Document excerpt:
Thus, tool holes 112a,112b in the encoder board 102 and adjustment pins 130 of the alignment tool 30 cooperatively present a complemental pin and hole arrangement. Adjustment pins 130 are removably receivable within the holes provided by tool holes 112a,112b to removably couple the encoder board 102 and alignment tool 30. Thus, coupling of the alignment tool 30 and encoder board 102 preferably includes the step of inserting pins 130 associated with the alignment tool 30 into tool holes 112a,112b associated with the encoder board 102. The preferred coupling step also includes the step of passing the pins 130 through pin-receiving cover slots 122a,122b defined in the encoder cover 96.

Although the illustrated pin and hole arrangement is preferred, various embodiments of the alignment tool and/or the encoder board may include alternative features that facilitate removable coupling between the alignment tool and the encoder board. For example, an alternative encoder assembly kit may have one or more pins associated with the encoder board and one or more complemental pin-receiving holes associated with the encoder board. In such an alternative embodiment, it will be understood that coupling between the alignment tool and encoder board may include the step of inserting a pin associated with the encoder board into a hole associated with the alignment tool. In such an alternative arrangement, the pin(s) projecting from the encoder board would extend through the slot(s) of the encoder cover.

Provided entries:
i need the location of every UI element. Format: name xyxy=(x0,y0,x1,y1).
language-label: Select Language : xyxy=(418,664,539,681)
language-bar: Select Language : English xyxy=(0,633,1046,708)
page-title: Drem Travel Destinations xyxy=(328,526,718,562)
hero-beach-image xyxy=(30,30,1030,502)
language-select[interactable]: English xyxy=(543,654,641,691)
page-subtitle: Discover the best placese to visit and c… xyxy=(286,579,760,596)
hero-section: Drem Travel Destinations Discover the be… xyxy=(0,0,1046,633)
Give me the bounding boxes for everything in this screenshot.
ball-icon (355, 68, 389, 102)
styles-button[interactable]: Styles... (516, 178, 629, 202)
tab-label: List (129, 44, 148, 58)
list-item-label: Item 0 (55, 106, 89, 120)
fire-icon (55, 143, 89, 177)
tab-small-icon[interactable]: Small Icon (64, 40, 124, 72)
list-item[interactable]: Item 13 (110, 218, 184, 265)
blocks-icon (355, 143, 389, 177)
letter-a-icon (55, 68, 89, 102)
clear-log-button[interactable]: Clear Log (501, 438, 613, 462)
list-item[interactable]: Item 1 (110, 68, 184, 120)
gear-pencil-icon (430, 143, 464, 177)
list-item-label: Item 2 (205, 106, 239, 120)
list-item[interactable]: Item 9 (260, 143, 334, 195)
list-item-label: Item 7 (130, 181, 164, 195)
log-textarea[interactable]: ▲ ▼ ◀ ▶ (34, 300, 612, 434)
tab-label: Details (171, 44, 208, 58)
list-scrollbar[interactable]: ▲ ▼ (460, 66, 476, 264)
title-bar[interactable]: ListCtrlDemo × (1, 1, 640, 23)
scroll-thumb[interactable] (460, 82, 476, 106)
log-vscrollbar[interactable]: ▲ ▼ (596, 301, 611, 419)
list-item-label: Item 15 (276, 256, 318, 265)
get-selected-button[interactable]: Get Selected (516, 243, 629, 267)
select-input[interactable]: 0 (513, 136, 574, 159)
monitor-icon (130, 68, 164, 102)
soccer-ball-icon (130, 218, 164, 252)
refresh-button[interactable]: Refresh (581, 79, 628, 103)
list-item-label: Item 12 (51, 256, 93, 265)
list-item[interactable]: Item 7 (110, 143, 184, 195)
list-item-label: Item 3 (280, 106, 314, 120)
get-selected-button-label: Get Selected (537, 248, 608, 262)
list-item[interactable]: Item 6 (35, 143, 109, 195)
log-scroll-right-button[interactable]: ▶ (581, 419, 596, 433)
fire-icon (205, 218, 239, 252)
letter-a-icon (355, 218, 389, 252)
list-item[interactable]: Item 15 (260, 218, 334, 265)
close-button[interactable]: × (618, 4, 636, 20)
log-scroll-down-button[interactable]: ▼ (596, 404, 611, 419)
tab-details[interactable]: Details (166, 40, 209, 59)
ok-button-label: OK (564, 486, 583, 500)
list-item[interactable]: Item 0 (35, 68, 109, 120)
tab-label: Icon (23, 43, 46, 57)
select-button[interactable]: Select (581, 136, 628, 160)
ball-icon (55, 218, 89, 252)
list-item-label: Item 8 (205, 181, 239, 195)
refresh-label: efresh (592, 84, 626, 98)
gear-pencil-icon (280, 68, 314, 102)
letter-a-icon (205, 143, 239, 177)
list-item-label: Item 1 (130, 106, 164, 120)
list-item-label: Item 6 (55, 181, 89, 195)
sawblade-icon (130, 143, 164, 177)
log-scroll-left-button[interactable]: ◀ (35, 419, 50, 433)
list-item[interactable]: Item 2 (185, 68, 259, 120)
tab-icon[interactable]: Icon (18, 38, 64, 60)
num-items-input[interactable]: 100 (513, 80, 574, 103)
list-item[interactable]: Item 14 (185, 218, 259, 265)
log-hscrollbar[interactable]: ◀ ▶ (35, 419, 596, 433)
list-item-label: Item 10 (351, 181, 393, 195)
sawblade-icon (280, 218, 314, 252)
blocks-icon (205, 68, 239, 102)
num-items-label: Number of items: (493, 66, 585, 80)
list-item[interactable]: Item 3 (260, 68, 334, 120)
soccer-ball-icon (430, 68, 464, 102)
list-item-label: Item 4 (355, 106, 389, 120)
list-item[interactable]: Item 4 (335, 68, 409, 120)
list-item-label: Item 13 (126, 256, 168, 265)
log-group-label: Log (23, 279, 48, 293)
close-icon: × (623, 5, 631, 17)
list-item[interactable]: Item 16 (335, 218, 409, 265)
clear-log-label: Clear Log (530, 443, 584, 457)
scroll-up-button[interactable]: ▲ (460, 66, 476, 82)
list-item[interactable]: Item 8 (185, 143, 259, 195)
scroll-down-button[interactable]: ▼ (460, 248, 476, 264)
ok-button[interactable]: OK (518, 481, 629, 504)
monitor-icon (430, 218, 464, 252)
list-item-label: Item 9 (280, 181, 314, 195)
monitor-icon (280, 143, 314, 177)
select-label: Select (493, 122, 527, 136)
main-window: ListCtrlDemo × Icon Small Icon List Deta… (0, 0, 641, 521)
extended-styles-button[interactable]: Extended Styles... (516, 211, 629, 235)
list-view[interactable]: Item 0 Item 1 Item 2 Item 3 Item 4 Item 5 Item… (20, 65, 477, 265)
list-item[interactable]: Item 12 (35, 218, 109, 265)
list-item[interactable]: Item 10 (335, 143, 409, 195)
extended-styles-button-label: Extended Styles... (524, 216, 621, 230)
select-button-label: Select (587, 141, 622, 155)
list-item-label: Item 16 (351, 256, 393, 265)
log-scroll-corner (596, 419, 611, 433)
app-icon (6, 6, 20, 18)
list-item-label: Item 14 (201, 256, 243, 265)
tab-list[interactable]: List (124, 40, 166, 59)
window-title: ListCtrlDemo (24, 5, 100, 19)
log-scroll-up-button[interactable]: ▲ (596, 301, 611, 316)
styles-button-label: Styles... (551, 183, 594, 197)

To do:
1: Output the rows, from the first one up to and including the line with "get-selected-button-label: Get Selected", as a JSON list of strings with one string per line, leaving out any blank lines.
2: Write what comes next in the passage about the encoder board and alignment tool, picking up after its final sentence.

The answers:
1:
[
  "i need the location of every UI element. Format: name xyxy=(x0,y0,x1,y1).",
  "language-label: Select Language : xyxy=(418,664,539,681)",
  "language-bar: Select Language : English xyxy=(0,633,1046,708)",
  "page-title: Drem Travel Destinations xyxy=(328,526,718,562)",
  "hero-beach-image xyxy=(30,30,1030,502)",
  "language-select[interactable]: English xyxy=(543,654,641,691)",
  "page-subtitle: Discover the best placese to visit and c… xyxy=(286,579,760,596)",
  "hero-section: Drem Travel Destinations Discover the be… xyxy=(0,0,1046,633)",
  "Give me the bounding boxes for everything in this screenshot.",
  "ball-icon (355, 68, 389, 102)",
  "styles-button[interactable]: Styles... (516, 178, 629, 202)",
  "tab-label: List (129, 44, 148, 58)",
  "list-item-label: Item 0 (55, 106, 89, 120)",
  "fire-icon (55, 143, 89, 177)",
  "tab-small-icon[interactable]: Small Icon (64, 40, 124, 72)",
  "list-item[interactable]: Item 13 (110, 218, 184, 265)",
  "blocks-icon (355, 143, 389, 177)",
  "letter-a-icon (55, 68, 89, 102)",
  "clear-log-button[interactable]: Clear Log (501, 438, 613, 462)",
  "list-item[interactable]: Item 1 (110, 68, 184, 120)",
  "gear-pencil-icon (430, 143, 464, 177)",
  "list-item-label: Item 2 (205, 106, 239, 120)",
  "list-item[interactable]: Item 9 (260, 143, 334, 195)",
  "list-item-label: Item 7 (130, 181, 164, 195)",
  "log-textarea[interactable]: ▲ ▼ ◀ ▶ (34, 300, 612, 434)",
  "tab-label: Details (171, 44, 208, 58)",
  "list-scrollbar[interactable]: ▲ ▼ (460, 66, 476, 264)",
  "title-bar[interactable]: ListCtrlDemo × (1, 1, 640, 23)",
  "scroll-thumb[interactable] (460, 82, 476, 106)",
  "log-vscrollbar[interactable]: ▲ ▼ (596, 301, 611, 419)",
  "list-item-label: Item 15 (276, 256, 318, 265)",
  "get-selected-button[interactable]: Get Selected (516, 243, 629, 267)",
  "select-input[interactable]: 0 (513, 136, 574, 159)",
  "monitor-icon (130, 68, 164, 102)",
  "soccer-ball-icon (130, 218, 164, 252)",
  "refresh-button[interactable]: Refresh (581, 79, 628, 103)",
  "list-item-label: Item 12 (51, 256, 93, 265)",
  "list-item[interactable]: Item 7 (110, 143, 184, 195)",
  "list-item-label: Item 3 (280, 106, 314, 120)",
  "get-selected-button-label: Get Selected (537, 248, 608, 262)"
]

2:
Adjustment pins 130 extend through the pin-receiving cover slots 122a,122b when the tool 30 is engaged with the encoder board 102, such that the pins 130 are shiftable through the slots 122a,122b as the tool 30 and encoder board 102 are moved together. Pins 130 project inwardly from the tool body 124, through the cover slots 122a,122b, and into the tool holes 112a,112b when the tool 30 is removably coupled with the encoder board 102.

Tool 30 is preferably located for rotation about the rotor axis A1, such that the tool 30 rotates about the rotor axis A1 and generally swings the encoder board 102 arcuately about the rotor axis. By swinging the encoder board 102 about the rotor axis A1, the board 102, encoder chips 106, and Hall switches 108 move along a path that is generally concentric relative to the code wheel (26), provided that adjustment slots 110a,110b and cover slots 122a,122b are appropriately (arcuately) shaped to accommodate such movement. The user may selectively shift the encoder board 102 relative the housing 22 using the alignment tool 30 until the encoder board 102 is aligned. In the depicted embodiment, the shifting step preferably includes the step of shifting the pins 130 along the pin-receiving cover slots 122a,122b.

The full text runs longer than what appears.